• [Instructions for the task]:
Retype the lines between the one holding "Decompose this screenshot" and the one holding "- Bar: [238, 384, 261, 390]", inclusive, and leave the pictures out.

• [Material for this task]:
================================

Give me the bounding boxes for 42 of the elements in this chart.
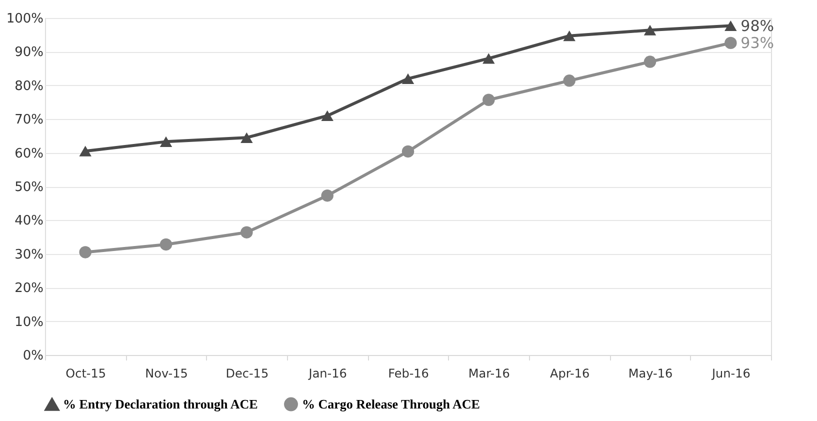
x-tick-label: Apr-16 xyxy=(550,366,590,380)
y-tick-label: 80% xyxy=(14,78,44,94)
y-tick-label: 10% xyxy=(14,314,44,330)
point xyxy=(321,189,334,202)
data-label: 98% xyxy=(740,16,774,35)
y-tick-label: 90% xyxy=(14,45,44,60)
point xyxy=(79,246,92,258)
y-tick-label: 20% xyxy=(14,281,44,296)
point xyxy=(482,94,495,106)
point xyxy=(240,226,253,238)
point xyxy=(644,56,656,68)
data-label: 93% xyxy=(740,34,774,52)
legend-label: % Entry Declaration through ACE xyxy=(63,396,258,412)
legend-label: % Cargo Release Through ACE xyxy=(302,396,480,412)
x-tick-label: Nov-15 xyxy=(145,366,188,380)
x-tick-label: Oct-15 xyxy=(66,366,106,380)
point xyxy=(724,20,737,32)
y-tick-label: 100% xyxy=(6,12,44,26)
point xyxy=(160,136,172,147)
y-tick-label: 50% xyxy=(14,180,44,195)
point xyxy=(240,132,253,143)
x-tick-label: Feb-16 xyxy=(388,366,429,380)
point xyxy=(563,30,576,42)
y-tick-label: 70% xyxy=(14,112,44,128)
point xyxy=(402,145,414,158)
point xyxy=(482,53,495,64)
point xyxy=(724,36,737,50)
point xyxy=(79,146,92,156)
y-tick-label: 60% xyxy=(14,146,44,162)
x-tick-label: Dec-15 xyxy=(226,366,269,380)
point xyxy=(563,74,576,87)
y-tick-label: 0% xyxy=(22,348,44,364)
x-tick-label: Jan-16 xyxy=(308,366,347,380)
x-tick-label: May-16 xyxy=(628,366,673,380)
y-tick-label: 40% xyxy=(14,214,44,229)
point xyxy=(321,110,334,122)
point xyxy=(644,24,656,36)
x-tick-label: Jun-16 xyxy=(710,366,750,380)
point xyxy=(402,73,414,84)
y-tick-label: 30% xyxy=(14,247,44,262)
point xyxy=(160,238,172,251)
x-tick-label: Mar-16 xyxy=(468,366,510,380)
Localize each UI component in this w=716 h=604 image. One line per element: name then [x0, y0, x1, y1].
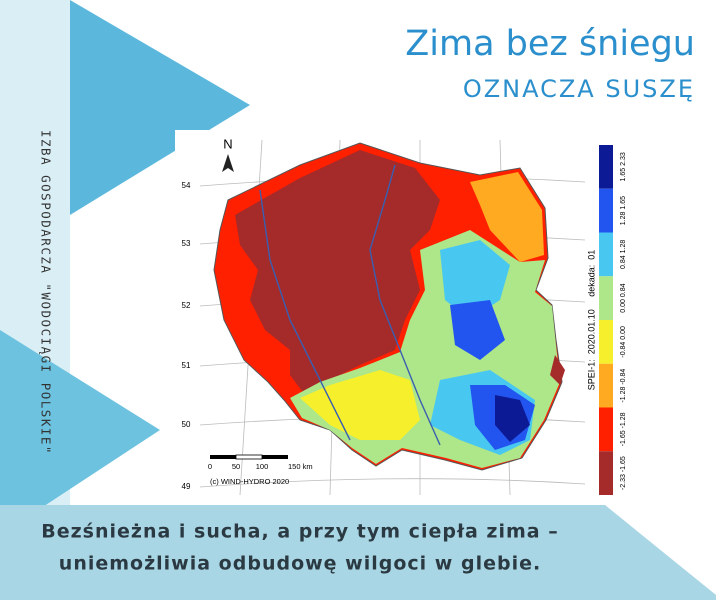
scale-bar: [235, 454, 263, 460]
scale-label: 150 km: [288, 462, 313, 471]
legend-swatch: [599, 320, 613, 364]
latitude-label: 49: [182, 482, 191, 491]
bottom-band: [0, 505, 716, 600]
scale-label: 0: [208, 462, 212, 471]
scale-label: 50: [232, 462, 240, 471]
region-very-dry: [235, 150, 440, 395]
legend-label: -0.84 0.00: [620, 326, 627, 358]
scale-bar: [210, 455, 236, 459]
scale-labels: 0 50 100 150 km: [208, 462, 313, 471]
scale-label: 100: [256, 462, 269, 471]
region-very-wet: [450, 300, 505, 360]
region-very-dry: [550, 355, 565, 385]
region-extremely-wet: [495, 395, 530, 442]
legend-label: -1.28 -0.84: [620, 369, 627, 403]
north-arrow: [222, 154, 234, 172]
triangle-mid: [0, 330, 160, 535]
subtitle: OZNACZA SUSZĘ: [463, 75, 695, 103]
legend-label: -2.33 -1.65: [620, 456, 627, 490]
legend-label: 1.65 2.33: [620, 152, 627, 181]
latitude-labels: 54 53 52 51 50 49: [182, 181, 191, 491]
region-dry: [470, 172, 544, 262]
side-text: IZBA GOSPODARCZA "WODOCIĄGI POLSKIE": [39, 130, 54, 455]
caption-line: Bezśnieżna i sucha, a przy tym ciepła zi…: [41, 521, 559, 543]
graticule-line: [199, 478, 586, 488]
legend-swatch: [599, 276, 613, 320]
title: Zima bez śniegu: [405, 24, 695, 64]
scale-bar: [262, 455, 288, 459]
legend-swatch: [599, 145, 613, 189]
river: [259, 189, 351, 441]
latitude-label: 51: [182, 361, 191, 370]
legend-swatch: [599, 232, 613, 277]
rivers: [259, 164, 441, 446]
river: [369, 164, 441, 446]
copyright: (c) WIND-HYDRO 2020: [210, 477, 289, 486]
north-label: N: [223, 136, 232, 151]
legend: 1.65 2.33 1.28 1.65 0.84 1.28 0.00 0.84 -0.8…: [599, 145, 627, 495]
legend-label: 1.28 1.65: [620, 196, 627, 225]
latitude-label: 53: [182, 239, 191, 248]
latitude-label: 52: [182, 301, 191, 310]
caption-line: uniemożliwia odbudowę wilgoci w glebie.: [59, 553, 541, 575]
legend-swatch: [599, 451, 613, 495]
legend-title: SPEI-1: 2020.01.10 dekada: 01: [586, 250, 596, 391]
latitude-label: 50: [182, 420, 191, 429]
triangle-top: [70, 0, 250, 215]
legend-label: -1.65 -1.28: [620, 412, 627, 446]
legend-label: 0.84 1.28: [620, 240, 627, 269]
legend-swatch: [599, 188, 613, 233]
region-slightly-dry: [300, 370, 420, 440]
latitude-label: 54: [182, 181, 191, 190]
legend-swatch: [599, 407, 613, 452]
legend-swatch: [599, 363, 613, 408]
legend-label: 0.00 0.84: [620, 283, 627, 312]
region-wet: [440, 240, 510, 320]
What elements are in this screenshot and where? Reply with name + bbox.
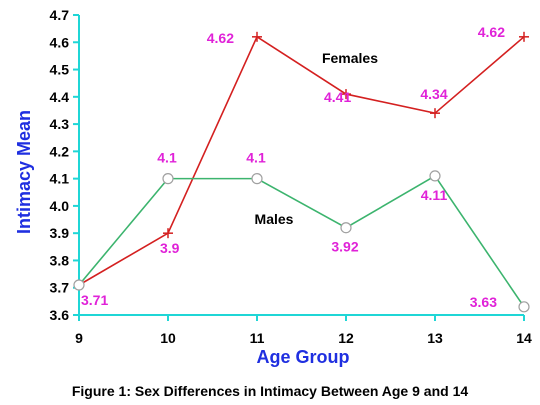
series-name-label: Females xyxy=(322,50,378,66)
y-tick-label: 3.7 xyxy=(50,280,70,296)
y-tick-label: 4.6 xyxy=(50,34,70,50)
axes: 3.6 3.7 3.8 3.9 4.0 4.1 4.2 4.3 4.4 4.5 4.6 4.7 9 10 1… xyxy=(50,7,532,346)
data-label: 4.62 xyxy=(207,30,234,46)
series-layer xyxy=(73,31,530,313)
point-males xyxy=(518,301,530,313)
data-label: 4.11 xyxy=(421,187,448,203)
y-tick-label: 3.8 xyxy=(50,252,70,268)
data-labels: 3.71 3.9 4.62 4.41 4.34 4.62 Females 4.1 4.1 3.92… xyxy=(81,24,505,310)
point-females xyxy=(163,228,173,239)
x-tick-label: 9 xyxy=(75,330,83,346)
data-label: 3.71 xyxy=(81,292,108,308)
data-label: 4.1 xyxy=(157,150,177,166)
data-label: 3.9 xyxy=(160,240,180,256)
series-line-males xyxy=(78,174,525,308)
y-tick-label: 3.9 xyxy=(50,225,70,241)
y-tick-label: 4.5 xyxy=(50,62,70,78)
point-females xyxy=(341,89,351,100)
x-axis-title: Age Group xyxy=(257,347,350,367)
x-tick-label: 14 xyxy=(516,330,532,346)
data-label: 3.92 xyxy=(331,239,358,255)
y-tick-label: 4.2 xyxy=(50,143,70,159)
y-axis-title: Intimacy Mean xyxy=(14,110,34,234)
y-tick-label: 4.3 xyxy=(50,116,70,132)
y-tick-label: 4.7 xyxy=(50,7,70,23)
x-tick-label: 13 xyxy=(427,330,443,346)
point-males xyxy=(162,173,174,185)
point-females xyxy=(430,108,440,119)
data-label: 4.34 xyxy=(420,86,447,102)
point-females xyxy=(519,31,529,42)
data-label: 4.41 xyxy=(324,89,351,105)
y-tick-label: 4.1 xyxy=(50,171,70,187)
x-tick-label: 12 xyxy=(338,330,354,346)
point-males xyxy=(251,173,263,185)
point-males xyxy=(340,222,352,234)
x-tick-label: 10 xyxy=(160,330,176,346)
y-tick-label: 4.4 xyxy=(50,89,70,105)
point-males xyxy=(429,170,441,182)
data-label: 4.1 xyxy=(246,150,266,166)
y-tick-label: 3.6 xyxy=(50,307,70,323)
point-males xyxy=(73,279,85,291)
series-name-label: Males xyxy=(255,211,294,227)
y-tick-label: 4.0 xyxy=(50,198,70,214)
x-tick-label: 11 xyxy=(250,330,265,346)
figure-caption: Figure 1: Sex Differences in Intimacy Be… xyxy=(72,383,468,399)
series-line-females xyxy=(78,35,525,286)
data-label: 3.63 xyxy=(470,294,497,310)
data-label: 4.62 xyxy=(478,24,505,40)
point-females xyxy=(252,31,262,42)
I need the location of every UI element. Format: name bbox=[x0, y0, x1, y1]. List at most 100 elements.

================================

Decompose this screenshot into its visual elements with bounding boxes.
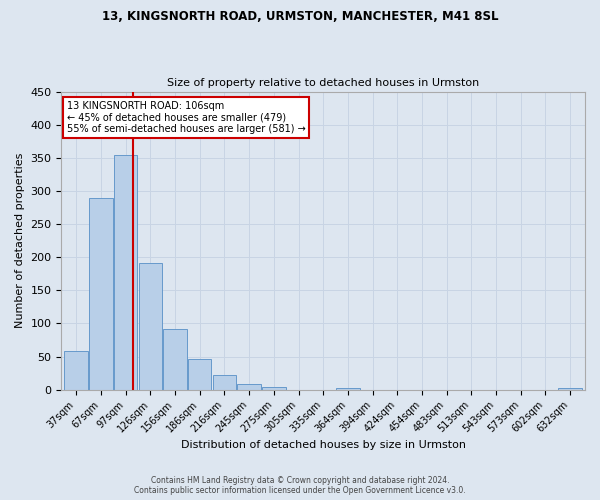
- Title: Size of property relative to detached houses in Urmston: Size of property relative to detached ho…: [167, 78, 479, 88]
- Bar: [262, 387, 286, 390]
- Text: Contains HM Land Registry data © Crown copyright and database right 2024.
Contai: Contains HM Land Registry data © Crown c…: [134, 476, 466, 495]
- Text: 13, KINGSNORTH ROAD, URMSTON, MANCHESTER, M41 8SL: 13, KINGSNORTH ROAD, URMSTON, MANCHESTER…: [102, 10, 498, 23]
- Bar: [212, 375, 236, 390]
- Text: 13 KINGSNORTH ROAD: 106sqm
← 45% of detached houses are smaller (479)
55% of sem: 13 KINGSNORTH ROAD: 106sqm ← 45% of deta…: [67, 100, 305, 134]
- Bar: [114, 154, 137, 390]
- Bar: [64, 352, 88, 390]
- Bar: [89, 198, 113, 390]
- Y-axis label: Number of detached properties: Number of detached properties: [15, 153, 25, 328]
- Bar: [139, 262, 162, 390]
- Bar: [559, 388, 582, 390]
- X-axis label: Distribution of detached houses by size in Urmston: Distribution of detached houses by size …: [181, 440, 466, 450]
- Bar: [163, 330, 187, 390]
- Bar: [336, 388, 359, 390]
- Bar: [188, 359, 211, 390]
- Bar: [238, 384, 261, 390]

================================

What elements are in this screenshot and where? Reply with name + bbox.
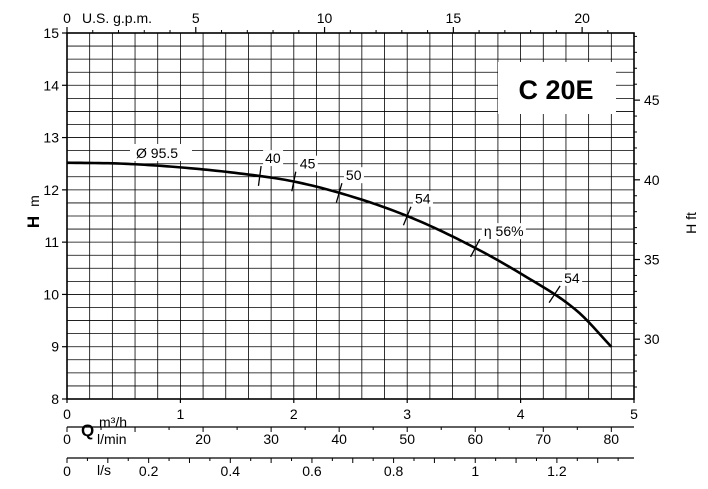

================================

• [Task solution]:
Decompose this screenshot into its visual elements with bounding boxes.
- Title: Size of property relative to detached houses in Urmston: Size of property relative to detached ho…: [167, 78, 479, 88]
- Bar: [262, 387, 286, 390]
- Text: Contains HM Land Registry data © Crown copyright and database right 2024.
Contai: Contains HM Land Registry data © Crown c…: [134, 476, 466, 495]
- Text: 13, KINGSNORTH ROAD, URMSTON, MANCHESTER, M41 8SL: 13, KINGSNORTH ROAD, URMSTON, MANCHESTER…: [102, 10, 498, 23]
- Bar: [212, 375, 236, 390]
- Text: 13 KINGSNORTH ROAD: 106sqm
← 45% of detached houses are smaller (479)
55% of sem: 13 KINGSNORTH ROAD: 106sqm ← 45% of deta…: [67, 100, 305, 134]
- Bar: [114, 154, 137, 390]
- Bar: [64, 352, 88, 390]
- Bar: [89, 198, 113, 390]
- Y-axis label: Number of detached properties: Number of detached properties: [15, 153, 25, 328]
- Bar: [139, 262, 162, 390]
- Bar: [559, 388, 582, 390]
- X-axis label: Distribution of detached houses by size in Urmston: Distribution of detached houses by size …: [181, 440, 466, 450]
- Bar: [163, 330, 187, 390]
- Bar: [336, 388, 359, 390]
- Bar: [188, 359, 211, 390]
- Bar: [238, 384, 261, 390]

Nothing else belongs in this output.